_Provided records_
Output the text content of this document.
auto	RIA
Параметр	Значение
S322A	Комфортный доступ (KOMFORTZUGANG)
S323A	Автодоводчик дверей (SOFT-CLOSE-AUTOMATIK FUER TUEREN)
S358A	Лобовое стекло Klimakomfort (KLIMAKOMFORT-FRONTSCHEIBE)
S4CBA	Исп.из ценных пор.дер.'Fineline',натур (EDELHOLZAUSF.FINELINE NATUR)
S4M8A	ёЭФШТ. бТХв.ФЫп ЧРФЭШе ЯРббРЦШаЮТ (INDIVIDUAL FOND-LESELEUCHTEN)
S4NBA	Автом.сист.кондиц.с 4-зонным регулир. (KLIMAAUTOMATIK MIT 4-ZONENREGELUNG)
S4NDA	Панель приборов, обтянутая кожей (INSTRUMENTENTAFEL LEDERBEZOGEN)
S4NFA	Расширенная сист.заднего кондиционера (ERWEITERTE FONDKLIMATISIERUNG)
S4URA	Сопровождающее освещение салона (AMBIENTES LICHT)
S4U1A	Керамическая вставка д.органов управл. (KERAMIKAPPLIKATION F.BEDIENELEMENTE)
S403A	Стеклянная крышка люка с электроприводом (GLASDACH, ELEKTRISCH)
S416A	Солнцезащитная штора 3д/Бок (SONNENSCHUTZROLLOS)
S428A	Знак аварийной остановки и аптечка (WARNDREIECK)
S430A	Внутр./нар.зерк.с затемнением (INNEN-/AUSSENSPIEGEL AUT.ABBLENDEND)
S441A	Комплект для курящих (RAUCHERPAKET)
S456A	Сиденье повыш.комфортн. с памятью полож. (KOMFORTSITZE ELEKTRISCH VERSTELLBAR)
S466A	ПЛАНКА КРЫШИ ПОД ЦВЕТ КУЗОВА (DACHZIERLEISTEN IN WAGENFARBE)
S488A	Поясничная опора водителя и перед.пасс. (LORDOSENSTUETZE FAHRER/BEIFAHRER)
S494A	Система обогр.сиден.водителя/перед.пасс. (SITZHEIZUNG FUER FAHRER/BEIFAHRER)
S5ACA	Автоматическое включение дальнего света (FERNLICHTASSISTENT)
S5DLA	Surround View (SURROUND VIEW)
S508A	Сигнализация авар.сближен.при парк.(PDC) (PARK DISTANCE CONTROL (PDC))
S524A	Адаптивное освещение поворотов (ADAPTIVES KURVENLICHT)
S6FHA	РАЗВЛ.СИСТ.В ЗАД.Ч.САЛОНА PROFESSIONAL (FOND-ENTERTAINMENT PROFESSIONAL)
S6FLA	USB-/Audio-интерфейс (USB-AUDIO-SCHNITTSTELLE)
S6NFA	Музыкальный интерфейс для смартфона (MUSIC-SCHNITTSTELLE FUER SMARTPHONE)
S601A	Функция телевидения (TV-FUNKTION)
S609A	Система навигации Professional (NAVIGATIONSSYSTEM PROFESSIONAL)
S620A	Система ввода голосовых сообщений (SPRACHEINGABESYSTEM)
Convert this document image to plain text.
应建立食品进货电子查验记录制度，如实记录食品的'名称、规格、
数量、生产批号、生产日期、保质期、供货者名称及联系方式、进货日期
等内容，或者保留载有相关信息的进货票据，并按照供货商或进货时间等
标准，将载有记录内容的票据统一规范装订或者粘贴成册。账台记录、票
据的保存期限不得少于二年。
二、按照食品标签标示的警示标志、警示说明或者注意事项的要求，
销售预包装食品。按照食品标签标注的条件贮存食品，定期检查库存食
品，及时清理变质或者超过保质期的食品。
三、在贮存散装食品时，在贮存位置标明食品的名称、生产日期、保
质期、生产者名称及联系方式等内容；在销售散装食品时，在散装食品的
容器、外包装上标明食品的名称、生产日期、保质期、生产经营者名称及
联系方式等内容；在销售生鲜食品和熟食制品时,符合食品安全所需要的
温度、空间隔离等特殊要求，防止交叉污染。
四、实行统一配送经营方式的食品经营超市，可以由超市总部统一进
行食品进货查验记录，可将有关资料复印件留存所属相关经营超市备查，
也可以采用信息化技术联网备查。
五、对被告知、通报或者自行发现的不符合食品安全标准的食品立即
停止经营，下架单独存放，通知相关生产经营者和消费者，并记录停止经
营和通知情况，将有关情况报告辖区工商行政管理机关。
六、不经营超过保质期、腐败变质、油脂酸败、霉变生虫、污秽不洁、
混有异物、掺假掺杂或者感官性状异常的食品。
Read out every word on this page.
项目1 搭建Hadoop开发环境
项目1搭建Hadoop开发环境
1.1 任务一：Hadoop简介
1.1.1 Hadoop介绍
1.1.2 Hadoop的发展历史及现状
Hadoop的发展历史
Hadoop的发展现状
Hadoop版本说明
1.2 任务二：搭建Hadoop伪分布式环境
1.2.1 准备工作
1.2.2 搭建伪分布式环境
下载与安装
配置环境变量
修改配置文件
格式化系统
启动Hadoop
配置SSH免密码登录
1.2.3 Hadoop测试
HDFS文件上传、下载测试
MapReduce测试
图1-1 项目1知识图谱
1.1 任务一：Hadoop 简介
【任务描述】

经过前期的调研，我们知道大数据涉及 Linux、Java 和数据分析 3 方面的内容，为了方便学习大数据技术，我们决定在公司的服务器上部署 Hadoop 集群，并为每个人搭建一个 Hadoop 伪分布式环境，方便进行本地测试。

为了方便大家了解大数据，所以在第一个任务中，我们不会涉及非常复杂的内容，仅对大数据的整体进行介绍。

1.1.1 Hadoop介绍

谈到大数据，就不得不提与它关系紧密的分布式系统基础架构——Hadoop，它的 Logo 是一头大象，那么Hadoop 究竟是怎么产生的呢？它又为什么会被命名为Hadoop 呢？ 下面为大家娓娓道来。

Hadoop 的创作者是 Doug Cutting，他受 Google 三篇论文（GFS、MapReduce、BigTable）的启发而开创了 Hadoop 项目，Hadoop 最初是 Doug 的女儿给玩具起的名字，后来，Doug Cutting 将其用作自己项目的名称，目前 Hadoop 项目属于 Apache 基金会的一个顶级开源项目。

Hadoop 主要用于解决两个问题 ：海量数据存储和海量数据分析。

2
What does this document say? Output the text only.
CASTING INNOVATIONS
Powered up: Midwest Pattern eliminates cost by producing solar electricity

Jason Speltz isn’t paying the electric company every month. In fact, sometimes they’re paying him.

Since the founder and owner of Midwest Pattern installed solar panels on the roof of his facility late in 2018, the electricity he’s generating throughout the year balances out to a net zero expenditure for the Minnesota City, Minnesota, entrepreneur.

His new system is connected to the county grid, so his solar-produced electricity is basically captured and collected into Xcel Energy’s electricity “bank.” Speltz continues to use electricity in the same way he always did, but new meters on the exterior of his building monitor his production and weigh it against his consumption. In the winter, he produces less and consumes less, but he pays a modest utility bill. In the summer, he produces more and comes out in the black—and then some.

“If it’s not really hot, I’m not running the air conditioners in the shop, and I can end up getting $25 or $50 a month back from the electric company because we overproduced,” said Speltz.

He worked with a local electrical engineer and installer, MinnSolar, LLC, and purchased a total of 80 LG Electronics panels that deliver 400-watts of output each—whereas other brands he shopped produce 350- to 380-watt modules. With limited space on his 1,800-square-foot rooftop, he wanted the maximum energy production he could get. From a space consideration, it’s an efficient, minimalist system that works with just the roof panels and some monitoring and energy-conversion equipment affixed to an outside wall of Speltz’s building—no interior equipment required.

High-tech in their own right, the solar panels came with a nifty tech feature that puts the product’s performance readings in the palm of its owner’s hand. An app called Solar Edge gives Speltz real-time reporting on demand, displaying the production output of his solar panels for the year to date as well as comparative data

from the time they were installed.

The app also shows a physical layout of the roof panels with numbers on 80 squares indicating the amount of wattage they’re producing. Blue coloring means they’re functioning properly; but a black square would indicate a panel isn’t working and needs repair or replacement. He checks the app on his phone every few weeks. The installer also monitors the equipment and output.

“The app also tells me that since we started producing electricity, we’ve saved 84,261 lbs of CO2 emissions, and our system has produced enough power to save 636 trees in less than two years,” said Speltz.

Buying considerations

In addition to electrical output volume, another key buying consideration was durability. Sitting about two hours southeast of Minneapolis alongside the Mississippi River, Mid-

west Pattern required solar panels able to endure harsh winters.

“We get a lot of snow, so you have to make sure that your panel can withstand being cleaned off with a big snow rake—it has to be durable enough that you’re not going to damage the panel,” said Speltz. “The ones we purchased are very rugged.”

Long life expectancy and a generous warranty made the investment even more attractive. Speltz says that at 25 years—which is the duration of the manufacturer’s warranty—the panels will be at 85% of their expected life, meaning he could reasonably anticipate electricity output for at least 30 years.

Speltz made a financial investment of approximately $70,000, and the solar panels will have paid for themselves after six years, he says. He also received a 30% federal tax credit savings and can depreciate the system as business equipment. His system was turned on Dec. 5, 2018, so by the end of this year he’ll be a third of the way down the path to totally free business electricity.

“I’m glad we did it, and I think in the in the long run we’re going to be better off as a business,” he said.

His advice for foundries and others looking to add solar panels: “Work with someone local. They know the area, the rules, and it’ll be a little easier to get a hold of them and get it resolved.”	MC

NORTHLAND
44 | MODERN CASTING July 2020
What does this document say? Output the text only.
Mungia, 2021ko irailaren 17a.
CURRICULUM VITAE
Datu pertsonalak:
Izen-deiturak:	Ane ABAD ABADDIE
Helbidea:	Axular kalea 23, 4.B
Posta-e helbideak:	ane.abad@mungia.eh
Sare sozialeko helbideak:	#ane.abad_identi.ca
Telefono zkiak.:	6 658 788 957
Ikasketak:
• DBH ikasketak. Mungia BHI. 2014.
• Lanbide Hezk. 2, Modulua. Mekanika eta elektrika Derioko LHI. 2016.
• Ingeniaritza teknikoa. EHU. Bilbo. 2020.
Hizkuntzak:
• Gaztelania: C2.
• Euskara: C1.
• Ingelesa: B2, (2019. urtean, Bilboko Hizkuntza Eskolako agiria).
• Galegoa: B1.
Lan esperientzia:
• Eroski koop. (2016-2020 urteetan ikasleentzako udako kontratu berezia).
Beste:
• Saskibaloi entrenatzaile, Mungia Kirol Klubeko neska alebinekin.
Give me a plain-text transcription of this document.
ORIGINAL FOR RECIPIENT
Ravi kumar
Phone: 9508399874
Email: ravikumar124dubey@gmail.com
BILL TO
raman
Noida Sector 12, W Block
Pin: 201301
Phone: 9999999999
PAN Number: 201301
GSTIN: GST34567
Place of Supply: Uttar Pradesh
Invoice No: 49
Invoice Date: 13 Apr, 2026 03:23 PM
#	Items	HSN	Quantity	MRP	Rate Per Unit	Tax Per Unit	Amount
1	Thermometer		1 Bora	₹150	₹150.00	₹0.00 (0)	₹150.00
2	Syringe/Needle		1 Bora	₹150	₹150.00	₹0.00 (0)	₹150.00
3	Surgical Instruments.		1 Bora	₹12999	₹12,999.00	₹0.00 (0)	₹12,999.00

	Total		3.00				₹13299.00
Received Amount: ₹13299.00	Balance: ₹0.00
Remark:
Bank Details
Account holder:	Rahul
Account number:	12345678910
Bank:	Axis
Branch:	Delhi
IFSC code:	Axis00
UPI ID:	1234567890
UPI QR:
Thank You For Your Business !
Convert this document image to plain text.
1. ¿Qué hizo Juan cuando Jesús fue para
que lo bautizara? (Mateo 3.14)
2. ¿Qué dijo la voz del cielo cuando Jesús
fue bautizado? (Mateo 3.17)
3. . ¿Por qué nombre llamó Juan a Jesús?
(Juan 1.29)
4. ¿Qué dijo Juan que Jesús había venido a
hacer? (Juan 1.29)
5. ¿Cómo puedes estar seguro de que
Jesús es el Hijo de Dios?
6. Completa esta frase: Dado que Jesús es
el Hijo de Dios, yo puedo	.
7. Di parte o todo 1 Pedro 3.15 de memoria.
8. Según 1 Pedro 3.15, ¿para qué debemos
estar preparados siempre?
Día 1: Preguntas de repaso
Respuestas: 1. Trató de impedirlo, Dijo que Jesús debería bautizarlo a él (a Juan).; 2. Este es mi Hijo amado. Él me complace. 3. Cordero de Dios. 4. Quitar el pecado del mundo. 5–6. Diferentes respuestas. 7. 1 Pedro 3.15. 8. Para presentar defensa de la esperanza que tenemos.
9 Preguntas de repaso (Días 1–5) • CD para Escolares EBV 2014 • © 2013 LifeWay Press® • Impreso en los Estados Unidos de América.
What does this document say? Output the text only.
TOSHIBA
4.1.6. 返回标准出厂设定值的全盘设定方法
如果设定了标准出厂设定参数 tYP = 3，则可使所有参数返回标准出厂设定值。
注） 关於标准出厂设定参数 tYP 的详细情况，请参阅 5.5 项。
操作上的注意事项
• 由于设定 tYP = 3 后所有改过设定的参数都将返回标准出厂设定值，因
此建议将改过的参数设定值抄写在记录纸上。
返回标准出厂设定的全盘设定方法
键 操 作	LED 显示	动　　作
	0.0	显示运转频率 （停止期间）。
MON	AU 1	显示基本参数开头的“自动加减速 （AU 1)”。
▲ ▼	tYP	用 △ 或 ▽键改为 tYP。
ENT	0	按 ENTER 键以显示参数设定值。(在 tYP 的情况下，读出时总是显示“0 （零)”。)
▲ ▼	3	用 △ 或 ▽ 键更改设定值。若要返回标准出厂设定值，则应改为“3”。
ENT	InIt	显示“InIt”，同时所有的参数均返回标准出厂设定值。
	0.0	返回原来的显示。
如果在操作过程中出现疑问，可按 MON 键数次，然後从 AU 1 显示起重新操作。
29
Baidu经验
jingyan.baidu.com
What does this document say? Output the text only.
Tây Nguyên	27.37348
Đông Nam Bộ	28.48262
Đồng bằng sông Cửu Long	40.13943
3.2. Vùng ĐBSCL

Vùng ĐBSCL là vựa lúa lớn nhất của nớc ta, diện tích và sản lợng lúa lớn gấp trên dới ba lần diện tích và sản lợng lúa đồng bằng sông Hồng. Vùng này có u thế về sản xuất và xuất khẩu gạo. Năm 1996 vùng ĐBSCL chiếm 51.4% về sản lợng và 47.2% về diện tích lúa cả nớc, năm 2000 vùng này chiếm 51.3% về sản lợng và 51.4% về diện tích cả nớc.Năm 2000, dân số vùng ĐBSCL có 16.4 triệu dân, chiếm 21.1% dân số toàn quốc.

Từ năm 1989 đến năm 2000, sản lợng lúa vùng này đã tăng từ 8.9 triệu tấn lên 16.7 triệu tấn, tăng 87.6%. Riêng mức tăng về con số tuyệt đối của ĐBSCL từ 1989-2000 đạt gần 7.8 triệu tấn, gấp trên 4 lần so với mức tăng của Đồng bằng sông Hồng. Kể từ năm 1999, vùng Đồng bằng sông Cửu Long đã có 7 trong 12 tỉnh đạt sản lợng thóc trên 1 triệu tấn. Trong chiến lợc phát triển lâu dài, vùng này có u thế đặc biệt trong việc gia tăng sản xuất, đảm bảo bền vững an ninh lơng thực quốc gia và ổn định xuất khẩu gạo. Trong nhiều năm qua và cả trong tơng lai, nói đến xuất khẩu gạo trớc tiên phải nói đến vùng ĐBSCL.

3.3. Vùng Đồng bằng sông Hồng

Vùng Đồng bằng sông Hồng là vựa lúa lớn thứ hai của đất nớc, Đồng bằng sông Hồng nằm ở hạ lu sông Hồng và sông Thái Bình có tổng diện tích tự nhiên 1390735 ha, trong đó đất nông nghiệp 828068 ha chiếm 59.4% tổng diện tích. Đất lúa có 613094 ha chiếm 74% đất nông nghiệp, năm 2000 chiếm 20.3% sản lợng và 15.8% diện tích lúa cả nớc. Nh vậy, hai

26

_What is needed_
Search the data above for the string "every" and copy each line that has it.

_Full solution_
Read out every word on this page.
Jason Speltz isn’t paying the electric company every month. In fact, sometimes they’re paying him.
The app also shows a physical layout of the roof panels with numbers on 80 squares indicating the amount of wattage they’re producing. Blue coloring means they’re functioning properly; but a black square would indicate a panel isn’t working and needs repair or replacement. He checks the app on his phone every few weeks. The installer also monitors the equipment and output.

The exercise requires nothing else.